**Work to complete:**
Copy the data word for word, keeping every line.

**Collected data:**

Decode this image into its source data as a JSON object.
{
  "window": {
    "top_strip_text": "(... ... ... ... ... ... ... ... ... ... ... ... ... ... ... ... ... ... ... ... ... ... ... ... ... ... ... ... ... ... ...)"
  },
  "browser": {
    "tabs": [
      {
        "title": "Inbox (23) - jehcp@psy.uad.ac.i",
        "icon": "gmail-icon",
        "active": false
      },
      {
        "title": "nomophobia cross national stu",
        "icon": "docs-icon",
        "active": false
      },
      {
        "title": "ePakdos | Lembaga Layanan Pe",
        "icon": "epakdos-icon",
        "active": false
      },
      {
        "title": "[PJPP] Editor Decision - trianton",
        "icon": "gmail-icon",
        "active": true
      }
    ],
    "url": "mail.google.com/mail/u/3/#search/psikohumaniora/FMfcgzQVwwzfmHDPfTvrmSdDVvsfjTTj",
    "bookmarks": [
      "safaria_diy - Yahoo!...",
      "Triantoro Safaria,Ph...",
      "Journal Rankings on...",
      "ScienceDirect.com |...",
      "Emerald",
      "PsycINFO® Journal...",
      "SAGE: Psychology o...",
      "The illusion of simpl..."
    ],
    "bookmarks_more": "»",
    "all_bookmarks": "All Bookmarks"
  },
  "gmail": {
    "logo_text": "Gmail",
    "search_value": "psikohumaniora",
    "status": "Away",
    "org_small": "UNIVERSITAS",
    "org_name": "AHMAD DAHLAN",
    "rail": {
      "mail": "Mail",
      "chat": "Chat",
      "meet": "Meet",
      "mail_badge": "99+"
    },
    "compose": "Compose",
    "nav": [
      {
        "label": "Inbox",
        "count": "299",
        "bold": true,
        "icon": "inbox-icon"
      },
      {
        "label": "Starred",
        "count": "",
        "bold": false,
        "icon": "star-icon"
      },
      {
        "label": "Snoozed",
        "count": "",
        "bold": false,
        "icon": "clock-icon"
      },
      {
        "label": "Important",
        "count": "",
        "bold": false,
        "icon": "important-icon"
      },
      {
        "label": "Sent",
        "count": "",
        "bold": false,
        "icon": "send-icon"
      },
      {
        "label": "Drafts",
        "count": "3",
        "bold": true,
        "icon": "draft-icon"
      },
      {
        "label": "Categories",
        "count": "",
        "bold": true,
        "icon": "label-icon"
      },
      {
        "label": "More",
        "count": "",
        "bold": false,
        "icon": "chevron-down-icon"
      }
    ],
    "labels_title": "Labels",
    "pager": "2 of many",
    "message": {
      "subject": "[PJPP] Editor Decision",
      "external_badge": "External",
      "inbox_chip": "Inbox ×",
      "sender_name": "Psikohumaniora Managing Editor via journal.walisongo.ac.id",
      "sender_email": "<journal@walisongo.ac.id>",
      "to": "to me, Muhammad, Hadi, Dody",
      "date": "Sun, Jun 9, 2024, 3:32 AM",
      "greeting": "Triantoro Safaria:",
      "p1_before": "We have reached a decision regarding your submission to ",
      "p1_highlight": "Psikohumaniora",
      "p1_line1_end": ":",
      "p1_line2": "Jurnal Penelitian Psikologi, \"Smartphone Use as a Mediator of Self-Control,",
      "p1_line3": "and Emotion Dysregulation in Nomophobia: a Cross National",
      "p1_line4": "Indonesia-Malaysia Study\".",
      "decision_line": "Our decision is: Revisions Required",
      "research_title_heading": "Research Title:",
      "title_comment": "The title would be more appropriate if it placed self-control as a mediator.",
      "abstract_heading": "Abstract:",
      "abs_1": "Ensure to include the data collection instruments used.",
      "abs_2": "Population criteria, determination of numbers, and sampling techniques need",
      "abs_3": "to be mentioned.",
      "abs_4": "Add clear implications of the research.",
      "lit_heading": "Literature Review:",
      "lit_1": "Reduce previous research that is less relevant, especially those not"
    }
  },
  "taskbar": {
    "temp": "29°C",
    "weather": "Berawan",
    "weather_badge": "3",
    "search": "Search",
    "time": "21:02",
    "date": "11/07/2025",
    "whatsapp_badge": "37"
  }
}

**Response:**
Decode this image into its source data as a JSON object.
{
  "window": {
    "top_strip_text": "(... ... ... ... ... ... ... ... ... ... ... ... ... ... ... ... ... ... ... ... ... ... ... ... ... ... ... ... ... ... ...)"
  },
  "browser": {
    "tabs": [
      {
        "title": "Inbox (23) - jehcp@psy.uad.ac.i",
        "icon": "gmail-icon",
        "active": false
      },
      {
        "title": "nomophobia cross national stu",
        "icon": "docs-icon",
        "active": false
      },
      {
        "title": "ePakdos | Lembaga Layanan Pe",
        "icon": "epakdos-icon",
        "active": false
      },
      {
        "title": "[PJPP] Editor Decision - trianton",
        "icon": "gmail-icon",
        "active": true
      }
    ],
    "url": "mail.google.com/mail/u/3/#search/psikohumaniora/FMfcgzQVwwzfmHDPfTvrmSdDVvsfjTTj",
    "bookmarks": [
      "safaria_diy - Yahoo!...",
      "Triantoro Safaria,Ph...",
      "Journal Rankings on...",
      "ScienceDirect.com |...",
      "Emerald",
      "PsycINFO® Journal...",
      "SAGE: Psychology o...",
      "The illusion of simpl..."
    ],
    "bookmarks_more": "»",
    "all_bookmarks": "All Bookmarks"
  },
  "gmail": {
    "logo_text": "Gmail",
    "search_value": "psikohumaniora",
    "status": "Away",
    "org_small": "UNIVERSITAS",
    "org_name": "AHMAD DAHLAN",
    "rail": {
      "mail": "Mail",
      "chat": "Chat",
      "meet": "Meet",
      "mail_badge": "99+"
    },
    "compose": "Compose",
    "nav": [
      {
        "label": "Inbox",
        "count": "299",
        "bold": true,
        "icon": "inbox-icon"
      },
      {
        "label": "Starred",
        "count": "",
        "bold": false,
        "icon": "star-icon"
      },
      {
        "label": "Snoozed",
        "count": "",
        "bold": false,
        "icon": "clock-icon"
      },
      {
        "label": "Important",
        "count": "",
        "bold": false,
        "icon": "important-icon"
      },
      {
        "label": "Sent",
        "count": "",
        "bold": false,
        "icon": "send-icon"
      },
      {
        "label": "Drafts",
        "count": "3",
        "bold": true,
        "icon": "draft-icon"
      },
      {
        "label": "Categories",
        "count": "",
        "bold": true,
        "icon": "label-icon"
      },
      {
        "label": "More",
        "count": "",
        "bold": false,
        "icon": "chevron-down-icon"
      }
    ],
    "labels_title": "Labels",
    "pager": "2 of many",
    "message": {
      "subject": "[PJPP] Editor Decision",
      "external_badge": "External",
      "inbox_chip": "Inbox ×",
      "sender_name": "Psikohumaniora Managing Editor via journal.walisongo.ac.id",
      "sender_email": "<journal@walisongo.ac.id>",
      "to": "to me, Muhammad, Hadi, Dody",
      "date": "Sun, Jun 9, 2024, 3:32 AM",
      "greeting": "Triantoro Safaria:",
      "p1_before": "We have reached a decision regarding your submission to ",
      "p1_highlight": "Psikohumaniora",
      "p1_line1_end": ":",
      "p1_line2": "Jurnal Penelitian Psikologi, \"Smartphone Use as a Mediator of Self-Control,",
      "p1_line3": "and Emotion Dysregulation in Nomophobia: a Cross National",
      "p1_line4": "Indonesia-Malaysia Study\".",
      "decision_line": "Our decision is: Revisions Required",
      "research_title_heading": "Research Title:",
      "title_comment": "The title would be more appropriate if it placed self-control as a mediator.",
      "abstract_heading": "Abstract:",
      "abs_1": "Ensure to include the data collection instruments used.",
      "abs_2": "Population criteria, determination of numbers, and sampling techniques need",
      "abs_3": "to be mentioned.",
      "abs_4": "Add clear implications of the research.",
      "lit_heading": "Literature Review:",
      "lit_1": "Reduce previous research that is less relevant, especially those not"
    }
  },
  "taskbar": {
    "temp": "29°C",
    "weather": "Berawan",
    "weather_badge": "3",
    "search": "Search",
    "time": "21:02",
    "date": "11/07/2025",
    "whatsapp_badge": "37"
  }
}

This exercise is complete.